**Exercise objective**: Find every line below that contains the word "худоби" and copy it out.

(Data records)
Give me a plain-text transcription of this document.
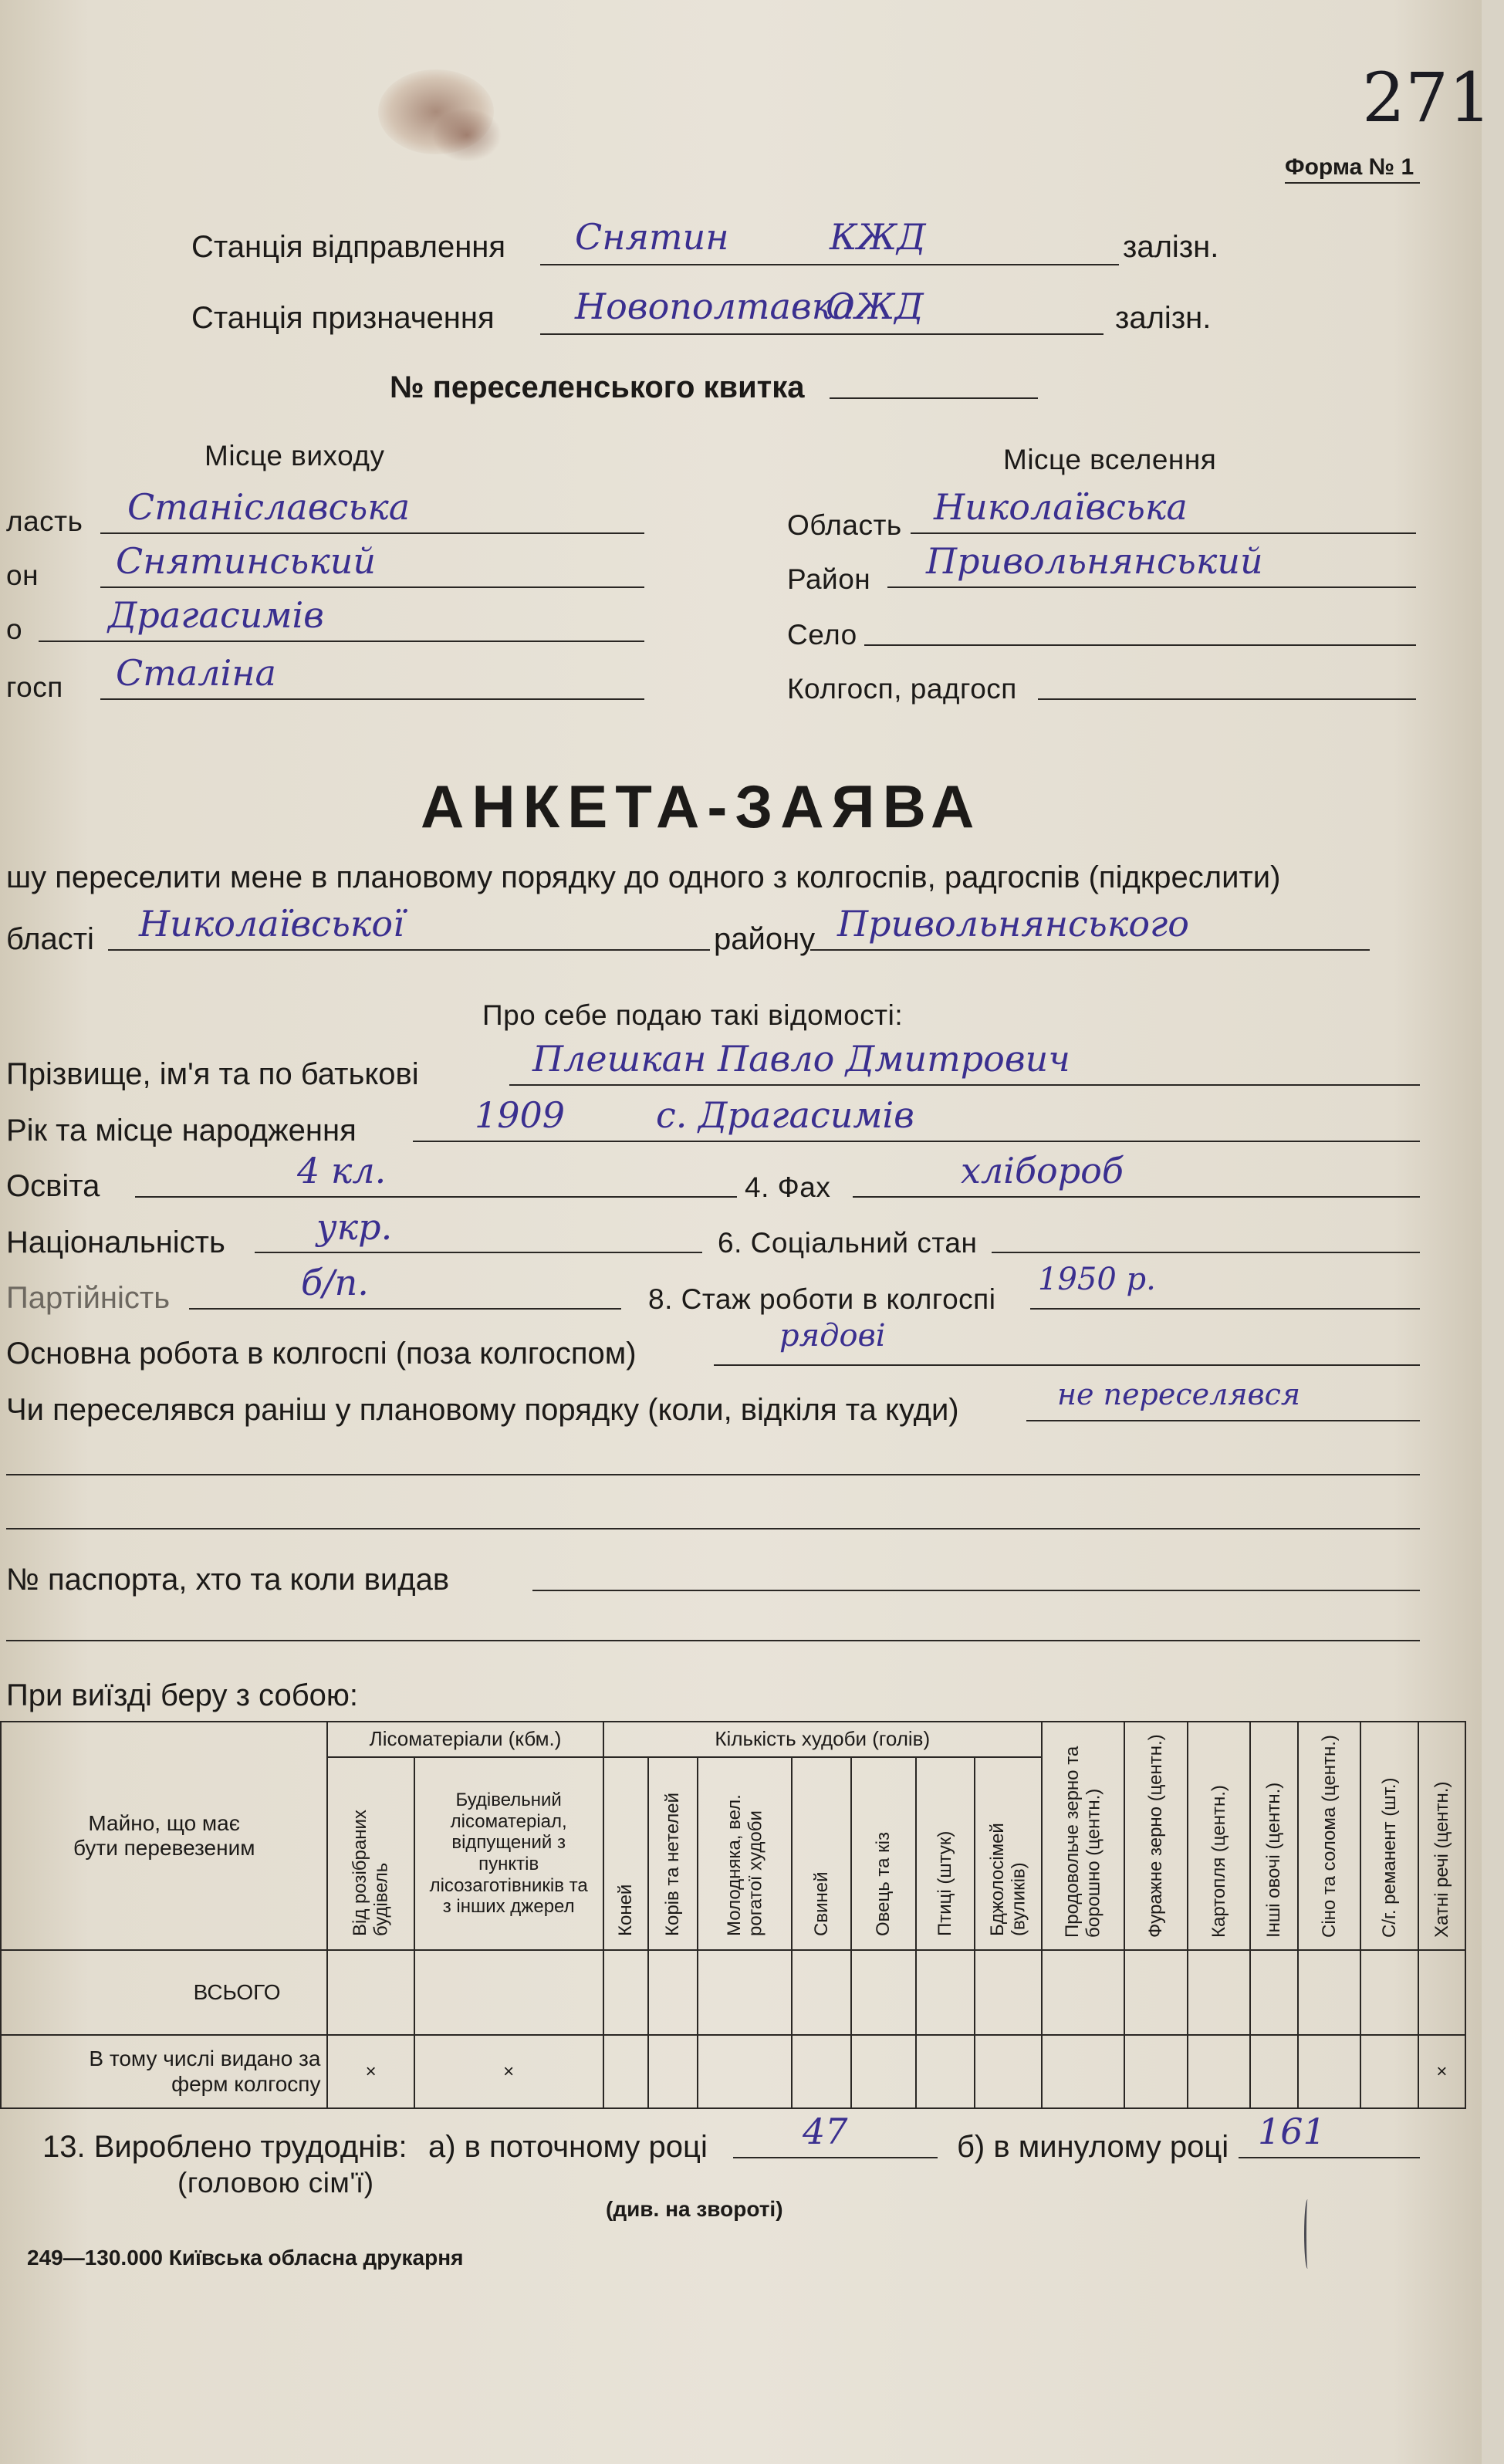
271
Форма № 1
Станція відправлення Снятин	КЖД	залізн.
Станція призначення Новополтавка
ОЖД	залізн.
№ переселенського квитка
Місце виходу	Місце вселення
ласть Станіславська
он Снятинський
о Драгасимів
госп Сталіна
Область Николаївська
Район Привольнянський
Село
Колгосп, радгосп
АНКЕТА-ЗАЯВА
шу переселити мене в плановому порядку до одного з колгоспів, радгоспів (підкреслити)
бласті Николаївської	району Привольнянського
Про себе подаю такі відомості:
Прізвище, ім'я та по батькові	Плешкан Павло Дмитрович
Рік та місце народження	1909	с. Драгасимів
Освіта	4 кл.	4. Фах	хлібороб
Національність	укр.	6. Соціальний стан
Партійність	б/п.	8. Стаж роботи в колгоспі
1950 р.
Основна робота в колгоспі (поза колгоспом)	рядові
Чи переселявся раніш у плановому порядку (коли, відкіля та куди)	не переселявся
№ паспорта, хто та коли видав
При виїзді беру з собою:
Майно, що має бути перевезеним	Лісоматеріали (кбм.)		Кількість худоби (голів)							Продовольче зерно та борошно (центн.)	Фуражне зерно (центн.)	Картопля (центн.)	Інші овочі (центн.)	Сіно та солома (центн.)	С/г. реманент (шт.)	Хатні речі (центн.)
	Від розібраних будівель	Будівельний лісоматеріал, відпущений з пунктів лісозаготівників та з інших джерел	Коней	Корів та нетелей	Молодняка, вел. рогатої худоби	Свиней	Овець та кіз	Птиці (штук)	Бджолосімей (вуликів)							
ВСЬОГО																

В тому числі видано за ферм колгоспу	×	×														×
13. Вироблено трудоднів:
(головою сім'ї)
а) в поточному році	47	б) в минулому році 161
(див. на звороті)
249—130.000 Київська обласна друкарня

--

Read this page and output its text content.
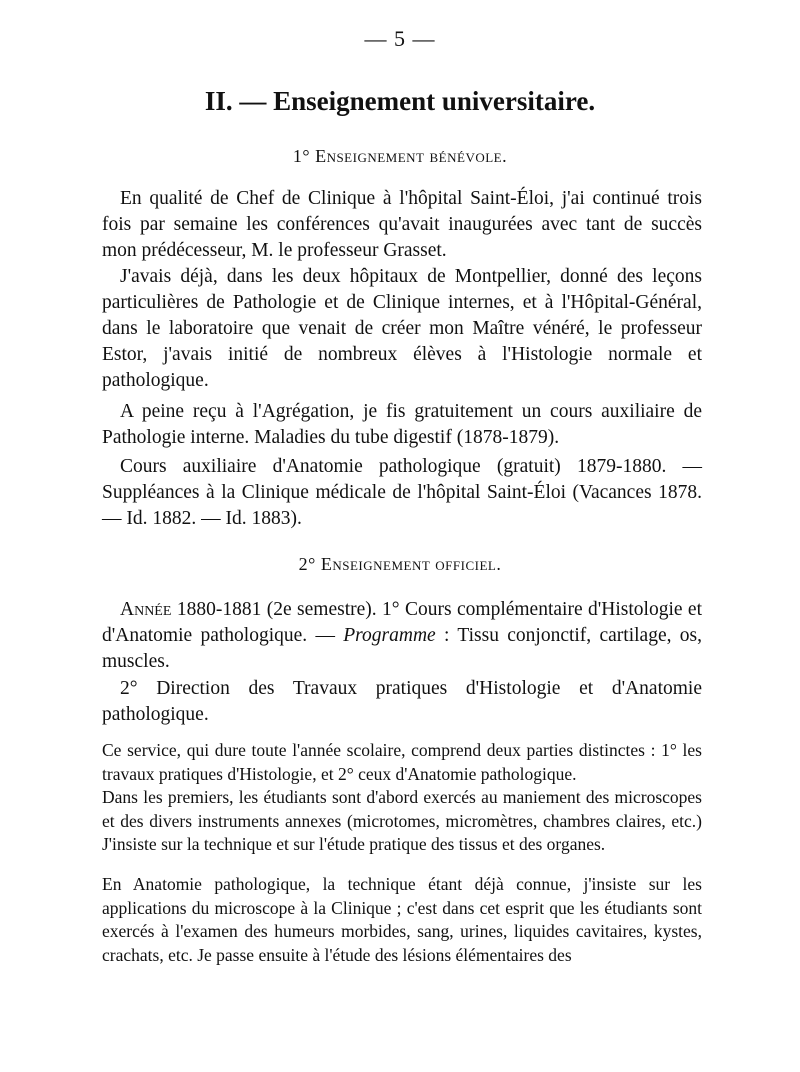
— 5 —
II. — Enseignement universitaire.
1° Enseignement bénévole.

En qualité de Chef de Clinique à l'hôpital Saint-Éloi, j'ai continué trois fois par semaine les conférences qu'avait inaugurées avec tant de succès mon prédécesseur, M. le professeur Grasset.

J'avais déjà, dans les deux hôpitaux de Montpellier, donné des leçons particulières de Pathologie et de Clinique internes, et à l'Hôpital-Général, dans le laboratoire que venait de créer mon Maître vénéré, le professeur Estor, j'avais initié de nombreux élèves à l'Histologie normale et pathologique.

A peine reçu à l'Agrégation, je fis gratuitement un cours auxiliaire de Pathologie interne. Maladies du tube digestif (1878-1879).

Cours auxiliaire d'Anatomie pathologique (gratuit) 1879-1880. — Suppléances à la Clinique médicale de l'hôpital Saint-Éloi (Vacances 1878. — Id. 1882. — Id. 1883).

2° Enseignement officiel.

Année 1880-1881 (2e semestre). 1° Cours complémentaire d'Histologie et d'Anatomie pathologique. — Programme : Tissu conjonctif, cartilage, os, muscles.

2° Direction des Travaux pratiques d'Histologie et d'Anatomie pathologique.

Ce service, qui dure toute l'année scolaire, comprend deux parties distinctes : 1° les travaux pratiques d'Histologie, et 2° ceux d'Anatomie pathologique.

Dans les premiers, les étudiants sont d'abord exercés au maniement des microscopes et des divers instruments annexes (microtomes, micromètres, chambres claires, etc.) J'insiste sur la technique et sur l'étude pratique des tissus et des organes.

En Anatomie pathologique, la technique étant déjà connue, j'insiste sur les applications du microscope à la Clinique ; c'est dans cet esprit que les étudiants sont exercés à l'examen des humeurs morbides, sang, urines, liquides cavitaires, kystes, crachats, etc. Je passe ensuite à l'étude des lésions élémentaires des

==

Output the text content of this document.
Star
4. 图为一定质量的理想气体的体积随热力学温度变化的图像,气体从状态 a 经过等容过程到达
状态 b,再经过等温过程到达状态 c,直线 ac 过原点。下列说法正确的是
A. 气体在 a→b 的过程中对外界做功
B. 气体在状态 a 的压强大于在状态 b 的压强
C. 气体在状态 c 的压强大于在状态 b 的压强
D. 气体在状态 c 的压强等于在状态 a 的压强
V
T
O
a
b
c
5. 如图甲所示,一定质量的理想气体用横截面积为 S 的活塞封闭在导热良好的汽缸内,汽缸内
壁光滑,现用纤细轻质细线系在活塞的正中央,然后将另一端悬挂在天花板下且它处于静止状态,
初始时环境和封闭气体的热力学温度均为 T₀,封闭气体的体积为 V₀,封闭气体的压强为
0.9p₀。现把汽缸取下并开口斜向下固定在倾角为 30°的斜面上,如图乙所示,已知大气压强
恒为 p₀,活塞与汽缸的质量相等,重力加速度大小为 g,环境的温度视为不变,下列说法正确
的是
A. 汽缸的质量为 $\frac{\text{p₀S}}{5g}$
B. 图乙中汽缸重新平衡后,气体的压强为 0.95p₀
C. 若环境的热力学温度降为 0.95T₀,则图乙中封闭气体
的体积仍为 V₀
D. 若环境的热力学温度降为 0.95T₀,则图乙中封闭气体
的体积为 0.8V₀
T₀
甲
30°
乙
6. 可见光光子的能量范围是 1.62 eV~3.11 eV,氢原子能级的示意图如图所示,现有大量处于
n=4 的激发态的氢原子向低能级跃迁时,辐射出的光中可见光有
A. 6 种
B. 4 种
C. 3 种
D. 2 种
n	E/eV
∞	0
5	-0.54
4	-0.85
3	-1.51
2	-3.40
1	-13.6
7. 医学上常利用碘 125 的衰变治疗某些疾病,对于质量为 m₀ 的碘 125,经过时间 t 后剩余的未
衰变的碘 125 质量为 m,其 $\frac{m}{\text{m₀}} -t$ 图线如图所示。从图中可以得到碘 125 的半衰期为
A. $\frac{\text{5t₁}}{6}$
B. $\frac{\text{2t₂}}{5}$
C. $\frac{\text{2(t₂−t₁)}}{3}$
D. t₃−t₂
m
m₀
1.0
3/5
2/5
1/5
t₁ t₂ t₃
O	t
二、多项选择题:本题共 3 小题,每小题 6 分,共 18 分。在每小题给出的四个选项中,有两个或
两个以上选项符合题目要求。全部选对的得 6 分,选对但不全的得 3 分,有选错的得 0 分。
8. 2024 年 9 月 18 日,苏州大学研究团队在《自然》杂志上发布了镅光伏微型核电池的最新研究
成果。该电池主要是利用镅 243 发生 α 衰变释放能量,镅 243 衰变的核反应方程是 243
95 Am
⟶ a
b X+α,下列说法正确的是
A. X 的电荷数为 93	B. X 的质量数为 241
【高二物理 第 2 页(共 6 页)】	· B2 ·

**Finished exercise**:
Майно, що має бути перевезеним	Лісоматеріали (кбм.)		Кількість худоби (голів)							Продовольче зерно та борошно (центн.)	Фуражне зерно (центн.)	Картопля (центн.)	Інші овочі (центн.)	Сіно та солома (центн.)	С/г. реманент (шт.)	Хатні речі (центн.)
	Від розібраних будівель	Будівельний лісоматеріал, відпущений з пунктів лісозаготівників та з інших джерел	Коней	Корів та нетелей	Молодняка, вел. рогатої худоби	Свиней	Овець та кіз	Птиці (штук)	Бджолосімей (вуликів)							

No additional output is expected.